| EXTRACTED INFORMATION |
[Start]

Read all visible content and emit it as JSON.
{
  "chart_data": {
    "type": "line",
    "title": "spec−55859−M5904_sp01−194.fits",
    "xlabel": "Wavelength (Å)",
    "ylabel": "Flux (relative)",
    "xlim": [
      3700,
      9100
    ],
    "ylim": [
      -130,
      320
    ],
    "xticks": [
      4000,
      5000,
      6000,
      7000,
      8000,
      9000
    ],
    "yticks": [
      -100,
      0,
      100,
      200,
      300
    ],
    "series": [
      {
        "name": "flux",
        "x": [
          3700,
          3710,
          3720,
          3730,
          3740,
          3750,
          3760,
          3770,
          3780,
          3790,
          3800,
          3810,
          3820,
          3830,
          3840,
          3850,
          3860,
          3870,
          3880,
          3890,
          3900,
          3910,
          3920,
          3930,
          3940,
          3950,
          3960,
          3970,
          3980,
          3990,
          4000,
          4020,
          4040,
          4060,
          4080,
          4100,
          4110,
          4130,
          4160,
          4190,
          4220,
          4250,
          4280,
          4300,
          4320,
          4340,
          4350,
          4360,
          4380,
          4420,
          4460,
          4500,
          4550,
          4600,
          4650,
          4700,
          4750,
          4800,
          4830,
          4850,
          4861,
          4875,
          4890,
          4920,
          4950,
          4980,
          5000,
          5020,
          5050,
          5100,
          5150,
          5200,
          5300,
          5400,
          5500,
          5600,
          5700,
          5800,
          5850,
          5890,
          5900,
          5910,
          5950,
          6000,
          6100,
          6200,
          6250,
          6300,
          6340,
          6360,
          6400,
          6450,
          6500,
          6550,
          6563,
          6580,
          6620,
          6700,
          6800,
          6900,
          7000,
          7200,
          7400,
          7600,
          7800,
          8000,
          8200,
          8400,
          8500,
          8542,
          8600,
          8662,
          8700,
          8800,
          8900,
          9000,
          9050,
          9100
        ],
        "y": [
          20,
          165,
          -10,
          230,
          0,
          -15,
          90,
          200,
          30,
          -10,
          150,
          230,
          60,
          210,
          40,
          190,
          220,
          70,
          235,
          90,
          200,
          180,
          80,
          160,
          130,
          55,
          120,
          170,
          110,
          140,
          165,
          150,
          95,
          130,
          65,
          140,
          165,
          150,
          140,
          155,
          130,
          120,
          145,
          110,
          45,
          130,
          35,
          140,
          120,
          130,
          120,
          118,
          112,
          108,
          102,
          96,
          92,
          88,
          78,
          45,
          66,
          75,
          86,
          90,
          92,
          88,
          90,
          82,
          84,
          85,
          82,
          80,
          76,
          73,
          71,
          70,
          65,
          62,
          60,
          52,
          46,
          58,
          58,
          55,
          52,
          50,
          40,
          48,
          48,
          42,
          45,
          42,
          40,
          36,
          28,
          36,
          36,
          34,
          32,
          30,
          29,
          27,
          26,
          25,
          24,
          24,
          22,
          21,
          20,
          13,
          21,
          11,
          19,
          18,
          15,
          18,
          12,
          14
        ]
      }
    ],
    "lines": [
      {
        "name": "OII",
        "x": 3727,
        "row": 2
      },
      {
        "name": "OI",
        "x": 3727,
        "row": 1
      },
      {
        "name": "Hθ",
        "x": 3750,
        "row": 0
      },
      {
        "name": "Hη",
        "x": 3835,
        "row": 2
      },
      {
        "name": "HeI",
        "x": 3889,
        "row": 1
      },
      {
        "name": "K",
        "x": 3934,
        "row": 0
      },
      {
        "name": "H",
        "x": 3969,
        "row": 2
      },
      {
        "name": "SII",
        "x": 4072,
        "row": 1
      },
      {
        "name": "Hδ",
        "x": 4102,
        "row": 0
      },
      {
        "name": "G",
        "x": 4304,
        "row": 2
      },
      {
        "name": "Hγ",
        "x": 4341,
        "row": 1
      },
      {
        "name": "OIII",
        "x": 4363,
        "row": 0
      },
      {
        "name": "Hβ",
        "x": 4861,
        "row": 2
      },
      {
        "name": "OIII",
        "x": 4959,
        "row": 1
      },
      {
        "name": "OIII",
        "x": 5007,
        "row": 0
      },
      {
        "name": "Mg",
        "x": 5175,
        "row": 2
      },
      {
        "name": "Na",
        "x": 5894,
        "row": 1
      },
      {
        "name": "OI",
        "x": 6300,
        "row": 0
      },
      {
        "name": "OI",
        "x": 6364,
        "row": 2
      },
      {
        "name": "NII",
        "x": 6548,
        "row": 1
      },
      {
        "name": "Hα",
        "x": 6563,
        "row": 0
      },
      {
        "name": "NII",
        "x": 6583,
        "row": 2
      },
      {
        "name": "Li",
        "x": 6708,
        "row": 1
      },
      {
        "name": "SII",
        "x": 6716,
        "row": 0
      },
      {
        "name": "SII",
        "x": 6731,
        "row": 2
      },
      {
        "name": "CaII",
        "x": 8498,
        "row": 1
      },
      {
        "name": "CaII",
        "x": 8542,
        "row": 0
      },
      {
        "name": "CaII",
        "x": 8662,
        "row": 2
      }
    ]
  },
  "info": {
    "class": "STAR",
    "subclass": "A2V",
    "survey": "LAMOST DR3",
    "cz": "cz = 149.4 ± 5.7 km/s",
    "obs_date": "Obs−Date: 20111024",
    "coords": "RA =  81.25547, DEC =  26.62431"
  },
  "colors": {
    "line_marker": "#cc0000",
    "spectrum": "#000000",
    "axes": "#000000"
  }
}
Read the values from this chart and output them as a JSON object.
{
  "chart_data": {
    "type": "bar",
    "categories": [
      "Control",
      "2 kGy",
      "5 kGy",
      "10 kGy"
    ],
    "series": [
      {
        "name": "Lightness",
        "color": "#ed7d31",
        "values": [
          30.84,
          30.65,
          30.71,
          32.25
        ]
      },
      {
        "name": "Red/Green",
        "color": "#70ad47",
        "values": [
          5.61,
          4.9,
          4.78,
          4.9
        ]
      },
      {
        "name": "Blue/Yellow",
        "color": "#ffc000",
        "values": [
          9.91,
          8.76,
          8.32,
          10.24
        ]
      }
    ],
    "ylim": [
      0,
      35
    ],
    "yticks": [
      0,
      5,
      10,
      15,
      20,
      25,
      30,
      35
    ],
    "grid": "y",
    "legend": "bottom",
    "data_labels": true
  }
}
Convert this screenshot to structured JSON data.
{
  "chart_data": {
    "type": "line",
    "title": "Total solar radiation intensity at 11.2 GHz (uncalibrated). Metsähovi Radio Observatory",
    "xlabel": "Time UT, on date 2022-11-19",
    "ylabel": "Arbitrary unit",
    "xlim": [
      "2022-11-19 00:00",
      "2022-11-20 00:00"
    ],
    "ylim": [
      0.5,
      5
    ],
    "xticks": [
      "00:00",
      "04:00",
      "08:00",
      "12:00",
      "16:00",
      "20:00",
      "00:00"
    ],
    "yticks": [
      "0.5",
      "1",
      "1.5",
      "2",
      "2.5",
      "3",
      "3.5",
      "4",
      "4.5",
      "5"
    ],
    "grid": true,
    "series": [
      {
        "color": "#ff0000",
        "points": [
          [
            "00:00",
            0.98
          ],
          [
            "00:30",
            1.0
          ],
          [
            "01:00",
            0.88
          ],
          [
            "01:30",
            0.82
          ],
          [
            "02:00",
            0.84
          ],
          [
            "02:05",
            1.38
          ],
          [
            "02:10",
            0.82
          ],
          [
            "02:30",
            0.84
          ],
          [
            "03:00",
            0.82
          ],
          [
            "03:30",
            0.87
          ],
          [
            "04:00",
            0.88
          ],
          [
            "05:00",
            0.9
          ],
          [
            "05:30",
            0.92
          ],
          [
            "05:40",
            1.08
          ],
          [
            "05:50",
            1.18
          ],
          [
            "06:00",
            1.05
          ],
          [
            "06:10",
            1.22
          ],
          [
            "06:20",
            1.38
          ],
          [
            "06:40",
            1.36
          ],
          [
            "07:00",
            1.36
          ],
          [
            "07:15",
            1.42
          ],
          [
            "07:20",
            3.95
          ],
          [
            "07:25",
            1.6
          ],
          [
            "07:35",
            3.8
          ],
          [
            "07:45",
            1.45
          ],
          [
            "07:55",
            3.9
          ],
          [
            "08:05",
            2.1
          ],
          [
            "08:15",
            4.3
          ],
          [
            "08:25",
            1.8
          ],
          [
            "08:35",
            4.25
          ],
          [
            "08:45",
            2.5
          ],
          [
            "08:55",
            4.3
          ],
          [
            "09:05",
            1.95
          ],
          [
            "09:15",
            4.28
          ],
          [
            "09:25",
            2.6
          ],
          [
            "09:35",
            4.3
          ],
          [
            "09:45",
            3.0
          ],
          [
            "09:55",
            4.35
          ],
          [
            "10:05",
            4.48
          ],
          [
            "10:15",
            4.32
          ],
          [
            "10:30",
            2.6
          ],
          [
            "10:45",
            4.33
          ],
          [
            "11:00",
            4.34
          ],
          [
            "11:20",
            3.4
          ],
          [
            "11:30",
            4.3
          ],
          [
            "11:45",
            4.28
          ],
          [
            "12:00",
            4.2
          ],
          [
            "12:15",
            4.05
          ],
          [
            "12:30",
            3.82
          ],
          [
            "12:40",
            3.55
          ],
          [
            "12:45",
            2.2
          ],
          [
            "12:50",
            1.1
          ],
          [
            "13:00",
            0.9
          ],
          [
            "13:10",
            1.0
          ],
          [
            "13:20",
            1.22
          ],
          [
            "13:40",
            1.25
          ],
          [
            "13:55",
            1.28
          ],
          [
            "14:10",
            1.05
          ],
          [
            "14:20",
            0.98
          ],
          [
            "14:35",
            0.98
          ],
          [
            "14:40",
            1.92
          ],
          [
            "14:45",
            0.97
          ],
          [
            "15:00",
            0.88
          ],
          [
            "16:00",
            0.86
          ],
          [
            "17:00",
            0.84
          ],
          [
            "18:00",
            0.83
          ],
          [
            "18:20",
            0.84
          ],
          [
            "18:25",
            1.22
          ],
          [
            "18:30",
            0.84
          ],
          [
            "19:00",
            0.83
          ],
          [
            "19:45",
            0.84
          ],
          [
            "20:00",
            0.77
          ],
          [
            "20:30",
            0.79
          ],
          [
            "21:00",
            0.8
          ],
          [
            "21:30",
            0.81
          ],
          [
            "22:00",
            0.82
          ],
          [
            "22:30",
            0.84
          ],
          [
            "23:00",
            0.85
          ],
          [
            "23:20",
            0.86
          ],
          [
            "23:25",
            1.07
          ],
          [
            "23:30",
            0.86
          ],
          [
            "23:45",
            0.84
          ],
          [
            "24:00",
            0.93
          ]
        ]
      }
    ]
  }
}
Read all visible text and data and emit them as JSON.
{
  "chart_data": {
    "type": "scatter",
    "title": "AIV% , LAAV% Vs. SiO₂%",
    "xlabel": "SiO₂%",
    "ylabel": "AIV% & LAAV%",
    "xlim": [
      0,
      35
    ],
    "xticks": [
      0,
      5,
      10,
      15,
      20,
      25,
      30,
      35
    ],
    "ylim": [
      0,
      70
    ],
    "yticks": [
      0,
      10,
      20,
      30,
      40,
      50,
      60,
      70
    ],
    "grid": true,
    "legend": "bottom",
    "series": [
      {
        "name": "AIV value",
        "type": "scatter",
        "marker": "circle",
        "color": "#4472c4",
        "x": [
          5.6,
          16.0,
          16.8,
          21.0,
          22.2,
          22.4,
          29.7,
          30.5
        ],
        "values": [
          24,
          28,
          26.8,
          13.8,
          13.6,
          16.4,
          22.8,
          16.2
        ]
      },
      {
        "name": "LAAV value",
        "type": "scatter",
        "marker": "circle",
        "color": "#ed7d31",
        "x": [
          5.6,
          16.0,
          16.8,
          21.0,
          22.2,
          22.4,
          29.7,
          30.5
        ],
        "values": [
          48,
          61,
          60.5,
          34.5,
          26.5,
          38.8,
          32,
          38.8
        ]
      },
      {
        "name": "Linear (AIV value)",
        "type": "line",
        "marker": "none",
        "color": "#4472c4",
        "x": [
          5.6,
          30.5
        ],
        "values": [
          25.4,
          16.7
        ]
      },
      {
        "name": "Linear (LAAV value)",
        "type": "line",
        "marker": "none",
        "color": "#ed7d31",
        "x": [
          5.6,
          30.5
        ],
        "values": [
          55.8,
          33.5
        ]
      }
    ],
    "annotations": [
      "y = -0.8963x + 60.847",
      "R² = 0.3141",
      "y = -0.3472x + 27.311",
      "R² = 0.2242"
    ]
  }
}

[End]

| GOAL |
From the listing above, pick out every line containing "emit".

| SOLUTION BELOW |
Read all visible content and emit it as JSON.
Read all visible text and data and emit them as JSON.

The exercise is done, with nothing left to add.